-- Task set --
• A. In the article on the Memphis Grizzlies, reproduce the passage between "No, things aren’t" and "the Western Conference.", inclusive, switching "playoffs" to "postseason".
• B. Name every NBA team mentioned in the article on the Memphis Grizzlies.

-- Source document --
▬▬▬▬▬▬▬▬▬▬

SB Nation logo SB Nation 8/7/2020 Joe Mullinax
a person standing next to a body of water © Photo by Kevin C. Cox/Getty Images

Things have not gone according to plan for the Memphis Grizzlies since the seeding schedule got under way last week. Whoever said Disney World was the happiest place on Earth was a damn liar - the Grizzlies are 0-4 and have seen their lead in the race for the eight seed shrink to just a half game over the Portland Trail Blazers. Not only have things gone poorly on the court, the mounting injuries have made fans and media alike wonder whether or not Memphis would have been better off not making the trip to the NBA’s Orlando campus as the season resumed. Justise Winslow and Jaren Jackson Jr. are out for the remainder of the Grizzlies’ stay at Mickey’s house of basketball horrors, and Tyus Jones is being re-evaluated this weekend.

Three key players that would have played large roles in the rotations and schemes of Head Coach Taylor Jenkins. Four losses in, while competitive, tough games where the maturity and mental toughness of the Grizzlies has been tested to mixed results. One exhausted soon-to-be Rookie of the Year in Ja Morant, who has played more minutes in fewer days of rest (the Grizzlies play their fifth game in eight days today against the impressive Oklahoma City Thunder) than at any point in his NBA career. It all adds up to a young team stretched too thin to remain relevant in the pursuit of the playoffs.

Right?

Wrong.

a group of baseball players that are standing in front of a crowd © Photo by Joe Murphy/NBAE via Getty Images

No, things aren’t great. The standings are not as promising as they once were, and it’s now probably just as likely that Memphis tumbles out of the playoffs altogether as it is that they stay at the 8 seed. Yet for as well as the Trail Blazers have played - and they’re looking the part of a playoff team right now, unlike the Grizzlies - outside of them (and the Phoenix Suns, who are undefeated in the bubble but had a lot of ground to make up) it is as if no one else wants to make the playoffs in the Western Conference.

a screenshot of a cell phone © espn.com

The team many thought was most likely to pass the Grizzlies, the Pelicans, are now tied with the Sacramento Kings for last in the race. The lowly Suns have marched up to just two games behind Memphis - and just as likely currently to sneak in as the San Antonio Spurs.

Bubble life is weird.

▬▬▬▬▬▬▬▬▬▬

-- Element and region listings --
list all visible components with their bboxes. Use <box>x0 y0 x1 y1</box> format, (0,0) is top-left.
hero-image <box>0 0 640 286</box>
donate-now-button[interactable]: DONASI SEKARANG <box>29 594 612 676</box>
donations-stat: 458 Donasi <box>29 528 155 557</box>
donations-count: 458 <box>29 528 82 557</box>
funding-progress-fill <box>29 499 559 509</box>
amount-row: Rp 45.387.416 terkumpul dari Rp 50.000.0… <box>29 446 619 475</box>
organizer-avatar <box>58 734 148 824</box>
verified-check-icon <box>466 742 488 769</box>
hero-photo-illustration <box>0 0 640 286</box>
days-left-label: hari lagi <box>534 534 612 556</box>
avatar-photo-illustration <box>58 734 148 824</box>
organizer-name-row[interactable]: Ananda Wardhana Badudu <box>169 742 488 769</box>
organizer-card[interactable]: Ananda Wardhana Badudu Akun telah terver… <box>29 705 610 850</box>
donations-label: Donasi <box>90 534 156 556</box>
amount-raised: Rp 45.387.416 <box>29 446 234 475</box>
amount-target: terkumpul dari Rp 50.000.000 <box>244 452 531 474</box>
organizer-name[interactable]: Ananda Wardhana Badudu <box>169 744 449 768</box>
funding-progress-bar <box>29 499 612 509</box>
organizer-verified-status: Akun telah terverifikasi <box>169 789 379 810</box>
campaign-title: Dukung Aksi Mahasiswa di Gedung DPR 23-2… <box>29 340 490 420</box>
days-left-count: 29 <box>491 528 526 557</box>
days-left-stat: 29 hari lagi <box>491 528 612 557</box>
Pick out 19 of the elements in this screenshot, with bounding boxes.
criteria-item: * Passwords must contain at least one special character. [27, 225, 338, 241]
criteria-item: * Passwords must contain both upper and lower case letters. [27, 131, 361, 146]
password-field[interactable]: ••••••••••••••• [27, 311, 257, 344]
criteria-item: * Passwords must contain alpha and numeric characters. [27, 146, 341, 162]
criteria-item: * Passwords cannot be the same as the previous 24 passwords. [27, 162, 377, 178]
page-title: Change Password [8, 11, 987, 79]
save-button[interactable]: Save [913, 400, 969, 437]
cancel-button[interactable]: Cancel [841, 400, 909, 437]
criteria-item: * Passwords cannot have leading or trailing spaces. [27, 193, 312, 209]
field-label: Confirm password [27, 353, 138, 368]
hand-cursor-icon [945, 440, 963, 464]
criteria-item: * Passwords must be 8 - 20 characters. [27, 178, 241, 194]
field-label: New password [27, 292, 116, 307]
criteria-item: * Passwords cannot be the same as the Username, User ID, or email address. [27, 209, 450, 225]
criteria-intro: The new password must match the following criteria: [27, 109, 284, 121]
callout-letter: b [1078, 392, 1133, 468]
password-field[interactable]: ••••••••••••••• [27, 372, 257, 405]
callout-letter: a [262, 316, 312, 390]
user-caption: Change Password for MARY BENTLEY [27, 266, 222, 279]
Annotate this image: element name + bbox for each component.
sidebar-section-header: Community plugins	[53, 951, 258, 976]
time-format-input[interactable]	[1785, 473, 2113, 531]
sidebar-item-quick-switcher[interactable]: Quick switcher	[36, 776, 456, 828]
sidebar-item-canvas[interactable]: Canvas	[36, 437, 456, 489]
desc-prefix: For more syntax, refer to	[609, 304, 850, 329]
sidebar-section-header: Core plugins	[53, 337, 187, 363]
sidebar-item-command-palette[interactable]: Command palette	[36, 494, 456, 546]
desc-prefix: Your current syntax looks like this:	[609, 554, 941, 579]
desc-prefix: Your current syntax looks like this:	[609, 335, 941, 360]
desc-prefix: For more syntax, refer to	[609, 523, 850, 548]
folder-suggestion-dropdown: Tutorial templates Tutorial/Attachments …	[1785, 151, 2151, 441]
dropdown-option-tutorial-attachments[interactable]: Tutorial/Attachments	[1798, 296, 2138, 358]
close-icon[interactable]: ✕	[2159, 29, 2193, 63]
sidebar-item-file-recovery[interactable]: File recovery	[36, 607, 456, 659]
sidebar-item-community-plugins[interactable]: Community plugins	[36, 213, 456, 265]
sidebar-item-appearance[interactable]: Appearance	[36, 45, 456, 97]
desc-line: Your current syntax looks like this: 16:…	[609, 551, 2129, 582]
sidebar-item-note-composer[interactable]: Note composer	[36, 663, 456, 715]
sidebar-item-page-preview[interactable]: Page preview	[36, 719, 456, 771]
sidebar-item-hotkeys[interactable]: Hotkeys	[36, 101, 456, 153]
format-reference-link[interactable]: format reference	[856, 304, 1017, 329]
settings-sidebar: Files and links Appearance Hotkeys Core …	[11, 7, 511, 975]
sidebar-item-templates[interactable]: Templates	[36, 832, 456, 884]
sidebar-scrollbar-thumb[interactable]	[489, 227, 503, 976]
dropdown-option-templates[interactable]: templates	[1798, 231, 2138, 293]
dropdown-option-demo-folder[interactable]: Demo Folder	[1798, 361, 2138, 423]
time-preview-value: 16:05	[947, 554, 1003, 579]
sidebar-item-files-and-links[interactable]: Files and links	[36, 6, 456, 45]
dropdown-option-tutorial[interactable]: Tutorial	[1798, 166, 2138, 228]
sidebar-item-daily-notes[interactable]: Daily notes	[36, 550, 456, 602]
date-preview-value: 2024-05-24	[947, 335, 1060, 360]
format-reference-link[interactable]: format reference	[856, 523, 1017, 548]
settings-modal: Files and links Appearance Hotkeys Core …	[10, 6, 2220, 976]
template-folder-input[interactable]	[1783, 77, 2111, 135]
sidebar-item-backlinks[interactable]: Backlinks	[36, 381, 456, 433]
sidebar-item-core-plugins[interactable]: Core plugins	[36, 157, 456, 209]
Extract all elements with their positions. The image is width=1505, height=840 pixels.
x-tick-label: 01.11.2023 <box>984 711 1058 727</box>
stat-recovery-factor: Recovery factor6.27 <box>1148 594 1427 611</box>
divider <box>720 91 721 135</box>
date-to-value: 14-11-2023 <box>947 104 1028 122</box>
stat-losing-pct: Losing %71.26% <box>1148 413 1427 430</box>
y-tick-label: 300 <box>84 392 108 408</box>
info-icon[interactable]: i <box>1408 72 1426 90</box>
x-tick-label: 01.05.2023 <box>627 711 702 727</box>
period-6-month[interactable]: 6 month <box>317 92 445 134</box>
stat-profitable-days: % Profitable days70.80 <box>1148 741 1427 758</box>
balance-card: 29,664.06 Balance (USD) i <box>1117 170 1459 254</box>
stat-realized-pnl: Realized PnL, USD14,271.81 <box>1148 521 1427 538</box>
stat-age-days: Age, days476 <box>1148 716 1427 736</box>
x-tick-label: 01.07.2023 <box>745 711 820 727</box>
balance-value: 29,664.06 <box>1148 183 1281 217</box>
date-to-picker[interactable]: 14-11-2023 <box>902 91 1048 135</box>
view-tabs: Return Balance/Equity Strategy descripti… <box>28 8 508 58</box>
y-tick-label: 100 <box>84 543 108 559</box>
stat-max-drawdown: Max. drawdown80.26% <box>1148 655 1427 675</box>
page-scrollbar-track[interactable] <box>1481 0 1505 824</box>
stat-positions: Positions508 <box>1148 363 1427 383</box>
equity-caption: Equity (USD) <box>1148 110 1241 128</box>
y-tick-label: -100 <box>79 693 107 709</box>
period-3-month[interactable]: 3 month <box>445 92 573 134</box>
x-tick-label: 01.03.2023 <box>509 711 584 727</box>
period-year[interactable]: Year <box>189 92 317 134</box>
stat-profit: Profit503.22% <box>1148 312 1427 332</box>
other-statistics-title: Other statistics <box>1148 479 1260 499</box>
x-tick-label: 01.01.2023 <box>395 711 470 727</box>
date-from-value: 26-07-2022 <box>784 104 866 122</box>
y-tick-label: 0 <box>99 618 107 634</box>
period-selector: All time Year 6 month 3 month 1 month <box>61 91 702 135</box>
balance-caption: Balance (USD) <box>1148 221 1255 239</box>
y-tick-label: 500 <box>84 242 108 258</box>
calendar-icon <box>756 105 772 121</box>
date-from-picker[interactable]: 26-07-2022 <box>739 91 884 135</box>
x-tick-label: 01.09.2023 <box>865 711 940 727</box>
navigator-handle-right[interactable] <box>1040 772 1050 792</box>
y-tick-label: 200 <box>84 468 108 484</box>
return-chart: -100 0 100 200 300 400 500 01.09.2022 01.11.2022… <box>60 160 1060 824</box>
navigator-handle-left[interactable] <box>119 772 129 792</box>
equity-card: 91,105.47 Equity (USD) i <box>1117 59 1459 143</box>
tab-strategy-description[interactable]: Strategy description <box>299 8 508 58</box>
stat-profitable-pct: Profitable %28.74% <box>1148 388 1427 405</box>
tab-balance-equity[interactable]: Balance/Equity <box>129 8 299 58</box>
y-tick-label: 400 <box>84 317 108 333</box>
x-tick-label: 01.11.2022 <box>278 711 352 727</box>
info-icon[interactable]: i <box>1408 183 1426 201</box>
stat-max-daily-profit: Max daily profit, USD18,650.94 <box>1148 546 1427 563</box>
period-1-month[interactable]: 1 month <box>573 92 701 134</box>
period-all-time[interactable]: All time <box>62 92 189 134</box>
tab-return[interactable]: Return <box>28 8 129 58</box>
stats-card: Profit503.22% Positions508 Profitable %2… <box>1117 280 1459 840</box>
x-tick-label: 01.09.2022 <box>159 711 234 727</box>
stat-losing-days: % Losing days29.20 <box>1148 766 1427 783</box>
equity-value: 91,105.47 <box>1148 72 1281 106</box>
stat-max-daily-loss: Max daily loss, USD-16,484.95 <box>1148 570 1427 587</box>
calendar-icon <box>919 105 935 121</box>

▬▬▬▬▬▬▬▬▬▬

-- The results --
• A.
No, things aren’t great. The standings are not as promising as they once were, and it’s now probably just as likely that Memphis tumbles out of the postseason altogether as it is that they stay at the 8 seed. Yet for as well as the Trail Blazers have played - and they’re looking the part of a playoff team right now, unlike the Grizzlies - outside of them (and the Phoenix Suns, who are undefeated in the bubble but had a lot of ground to make up) it is as if no one else wants to make the postseason in the Western Conference.

• B.
- Memphis Grizzlies
- Portland Trail Blazers
- Oklahoma City Thunder
- Phoenix Suns
- Pelicans
- Sacramento Kings
- San Antonio Spurs